Dataset items

----------

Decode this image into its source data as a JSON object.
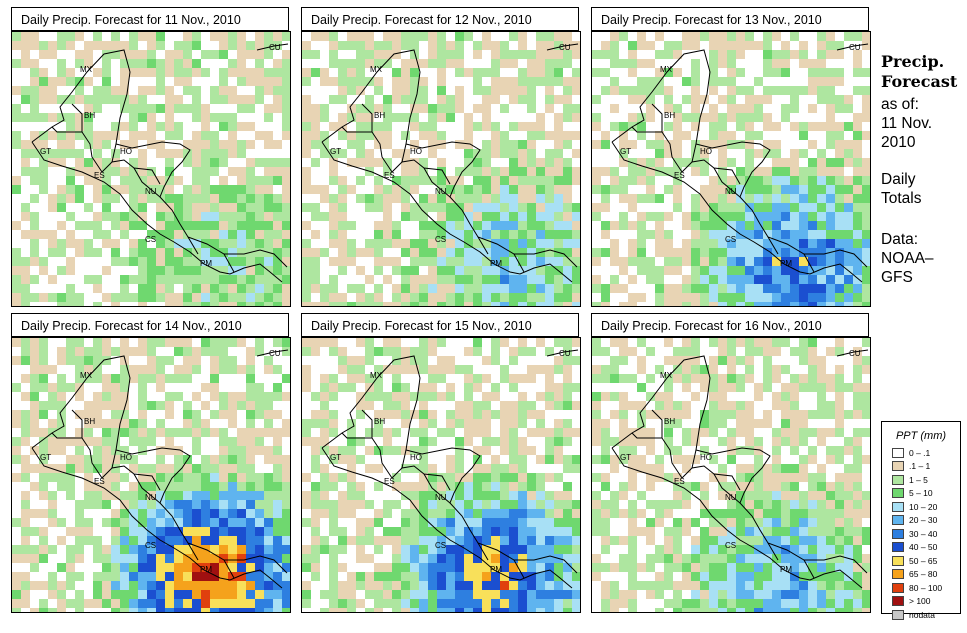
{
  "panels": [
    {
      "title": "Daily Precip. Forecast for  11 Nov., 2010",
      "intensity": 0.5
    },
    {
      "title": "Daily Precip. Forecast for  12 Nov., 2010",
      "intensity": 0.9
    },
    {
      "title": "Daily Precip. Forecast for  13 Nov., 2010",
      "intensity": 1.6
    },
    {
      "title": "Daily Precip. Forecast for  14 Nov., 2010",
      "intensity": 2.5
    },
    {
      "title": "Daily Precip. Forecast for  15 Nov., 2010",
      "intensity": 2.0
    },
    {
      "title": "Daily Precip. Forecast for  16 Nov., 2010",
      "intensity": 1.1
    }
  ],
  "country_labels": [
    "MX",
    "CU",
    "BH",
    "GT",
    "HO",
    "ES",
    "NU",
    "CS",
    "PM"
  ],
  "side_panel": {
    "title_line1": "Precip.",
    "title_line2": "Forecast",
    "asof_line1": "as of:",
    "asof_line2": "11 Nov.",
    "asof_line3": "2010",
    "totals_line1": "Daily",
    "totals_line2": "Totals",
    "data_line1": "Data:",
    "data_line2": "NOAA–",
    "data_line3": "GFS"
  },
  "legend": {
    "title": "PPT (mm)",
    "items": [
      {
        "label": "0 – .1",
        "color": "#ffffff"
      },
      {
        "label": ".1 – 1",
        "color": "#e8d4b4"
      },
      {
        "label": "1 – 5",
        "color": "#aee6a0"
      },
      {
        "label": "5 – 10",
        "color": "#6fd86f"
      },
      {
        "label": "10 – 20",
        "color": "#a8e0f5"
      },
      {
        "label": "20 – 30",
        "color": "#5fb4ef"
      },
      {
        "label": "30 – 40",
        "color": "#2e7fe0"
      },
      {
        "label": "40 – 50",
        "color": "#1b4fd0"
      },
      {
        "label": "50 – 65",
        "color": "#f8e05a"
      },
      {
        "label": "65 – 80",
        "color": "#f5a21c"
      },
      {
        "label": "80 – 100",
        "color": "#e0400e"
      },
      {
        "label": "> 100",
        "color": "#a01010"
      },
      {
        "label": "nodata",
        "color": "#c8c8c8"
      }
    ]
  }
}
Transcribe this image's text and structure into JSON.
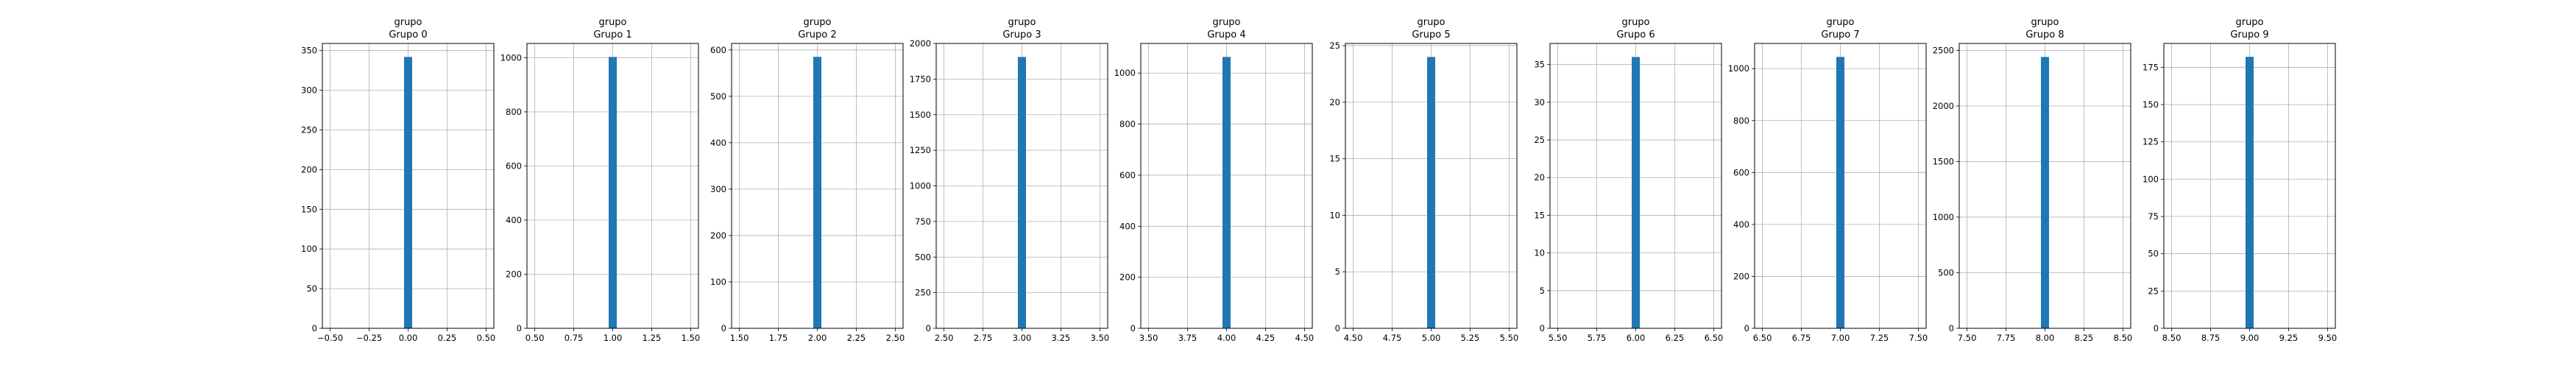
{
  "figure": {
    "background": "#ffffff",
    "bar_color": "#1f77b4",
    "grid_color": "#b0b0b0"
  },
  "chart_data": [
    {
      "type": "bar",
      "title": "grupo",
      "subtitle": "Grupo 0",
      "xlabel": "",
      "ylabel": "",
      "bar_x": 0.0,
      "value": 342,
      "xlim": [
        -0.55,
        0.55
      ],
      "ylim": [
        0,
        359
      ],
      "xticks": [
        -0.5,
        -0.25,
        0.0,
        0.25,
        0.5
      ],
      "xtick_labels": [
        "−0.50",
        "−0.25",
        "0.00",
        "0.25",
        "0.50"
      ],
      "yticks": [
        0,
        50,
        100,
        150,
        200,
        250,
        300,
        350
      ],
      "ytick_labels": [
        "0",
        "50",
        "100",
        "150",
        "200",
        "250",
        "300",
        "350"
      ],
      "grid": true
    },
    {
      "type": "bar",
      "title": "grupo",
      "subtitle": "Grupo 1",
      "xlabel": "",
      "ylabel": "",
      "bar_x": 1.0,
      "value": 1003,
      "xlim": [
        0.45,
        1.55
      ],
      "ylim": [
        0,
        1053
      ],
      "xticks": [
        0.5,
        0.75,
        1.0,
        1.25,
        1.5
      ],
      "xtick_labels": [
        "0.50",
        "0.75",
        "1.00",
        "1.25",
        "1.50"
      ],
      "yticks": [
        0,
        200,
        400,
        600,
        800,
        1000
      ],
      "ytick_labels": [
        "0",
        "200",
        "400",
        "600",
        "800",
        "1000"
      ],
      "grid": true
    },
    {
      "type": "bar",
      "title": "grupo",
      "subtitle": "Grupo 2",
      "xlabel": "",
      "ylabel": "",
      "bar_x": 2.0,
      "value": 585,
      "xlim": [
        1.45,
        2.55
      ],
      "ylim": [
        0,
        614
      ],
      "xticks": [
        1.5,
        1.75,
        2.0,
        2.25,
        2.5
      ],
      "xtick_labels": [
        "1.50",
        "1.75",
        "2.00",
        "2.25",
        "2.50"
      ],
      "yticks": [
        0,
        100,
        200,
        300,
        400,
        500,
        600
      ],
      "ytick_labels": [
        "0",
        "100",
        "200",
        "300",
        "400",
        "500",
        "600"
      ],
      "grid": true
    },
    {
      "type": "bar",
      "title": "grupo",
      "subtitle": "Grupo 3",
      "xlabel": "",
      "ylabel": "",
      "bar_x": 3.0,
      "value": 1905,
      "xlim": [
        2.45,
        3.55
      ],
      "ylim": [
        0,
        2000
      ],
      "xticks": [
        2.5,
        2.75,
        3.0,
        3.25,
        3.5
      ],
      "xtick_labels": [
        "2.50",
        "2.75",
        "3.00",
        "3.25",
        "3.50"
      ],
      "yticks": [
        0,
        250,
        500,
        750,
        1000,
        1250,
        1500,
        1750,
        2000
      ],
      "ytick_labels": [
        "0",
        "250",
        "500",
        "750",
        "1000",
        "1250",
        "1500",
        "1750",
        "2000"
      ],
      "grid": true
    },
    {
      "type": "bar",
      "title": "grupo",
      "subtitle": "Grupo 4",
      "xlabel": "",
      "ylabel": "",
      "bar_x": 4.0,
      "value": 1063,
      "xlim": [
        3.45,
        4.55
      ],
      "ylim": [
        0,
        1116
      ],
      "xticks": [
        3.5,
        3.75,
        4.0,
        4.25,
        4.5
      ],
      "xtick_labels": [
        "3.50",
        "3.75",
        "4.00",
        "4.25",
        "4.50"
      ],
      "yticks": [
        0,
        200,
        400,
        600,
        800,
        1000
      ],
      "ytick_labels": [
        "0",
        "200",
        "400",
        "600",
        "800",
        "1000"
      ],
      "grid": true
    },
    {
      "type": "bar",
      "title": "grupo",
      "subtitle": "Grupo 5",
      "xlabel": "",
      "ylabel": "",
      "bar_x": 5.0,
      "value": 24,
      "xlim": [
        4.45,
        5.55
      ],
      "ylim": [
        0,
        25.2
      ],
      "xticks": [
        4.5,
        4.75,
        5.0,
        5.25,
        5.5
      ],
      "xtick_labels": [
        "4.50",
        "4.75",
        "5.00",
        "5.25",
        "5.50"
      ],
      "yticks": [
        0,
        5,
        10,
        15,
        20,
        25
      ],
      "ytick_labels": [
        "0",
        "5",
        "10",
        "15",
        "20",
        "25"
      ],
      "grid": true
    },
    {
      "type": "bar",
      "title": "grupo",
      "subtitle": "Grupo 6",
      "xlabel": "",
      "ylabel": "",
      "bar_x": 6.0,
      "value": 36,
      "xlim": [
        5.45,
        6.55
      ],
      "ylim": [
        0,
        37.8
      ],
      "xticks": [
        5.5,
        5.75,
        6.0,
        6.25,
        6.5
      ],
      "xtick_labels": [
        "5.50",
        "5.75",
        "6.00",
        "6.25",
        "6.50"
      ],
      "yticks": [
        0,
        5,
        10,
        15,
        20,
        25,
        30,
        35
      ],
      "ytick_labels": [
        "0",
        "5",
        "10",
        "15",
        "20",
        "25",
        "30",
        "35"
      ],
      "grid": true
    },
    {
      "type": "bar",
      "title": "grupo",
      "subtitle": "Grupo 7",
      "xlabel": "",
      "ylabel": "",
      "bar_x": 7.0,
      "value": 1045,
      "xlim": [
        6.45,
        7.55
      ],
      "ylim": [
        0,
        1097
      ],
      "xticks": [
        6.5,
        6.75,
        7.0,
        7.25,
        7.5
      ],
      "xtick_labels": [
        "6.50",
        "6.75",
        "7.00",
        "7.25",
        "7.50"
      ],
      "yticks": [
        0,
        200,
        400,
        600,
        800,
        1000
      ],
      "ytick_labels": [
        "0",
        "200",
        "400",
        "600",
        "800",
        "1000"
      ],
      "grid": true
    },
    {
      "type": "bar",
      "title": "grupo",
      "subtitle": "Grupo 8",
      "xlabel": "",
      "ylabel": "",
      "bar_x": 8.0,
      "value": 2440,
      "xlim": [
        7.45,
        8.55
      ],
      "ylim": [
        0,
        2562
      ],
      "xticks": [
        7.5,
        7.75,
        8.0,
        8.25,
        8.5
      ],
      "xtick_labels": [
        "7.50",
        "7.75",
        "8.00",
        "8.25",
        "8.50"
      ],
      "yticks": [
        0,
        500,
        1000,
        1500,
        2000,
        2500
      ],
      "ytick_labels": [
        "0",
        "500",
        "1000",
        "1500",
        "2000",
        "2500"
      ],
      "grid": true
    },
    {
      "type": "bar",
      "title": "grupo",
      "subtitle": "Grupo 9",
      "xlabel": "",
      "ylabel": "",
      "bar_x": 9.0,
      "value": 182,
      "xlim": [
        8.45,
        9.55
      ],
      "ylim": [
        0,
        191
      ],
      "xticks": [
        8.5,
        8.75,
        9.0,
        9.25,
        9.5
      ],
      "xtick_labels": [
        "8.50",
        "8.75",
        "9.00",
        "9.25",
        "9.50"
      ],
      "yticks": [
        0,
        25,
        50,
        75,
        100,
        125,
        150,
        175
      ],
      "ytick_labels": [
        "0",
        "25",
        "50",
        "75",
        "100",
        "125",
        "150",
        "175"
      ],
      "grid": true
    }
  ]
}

----------

REQUIRED WORK »
Find every line in the records above that contains the word "image", and copy each one.

RESULT »
Decode this image into its source data as a JSON object.
Transcribe this image's text and structure into JSON.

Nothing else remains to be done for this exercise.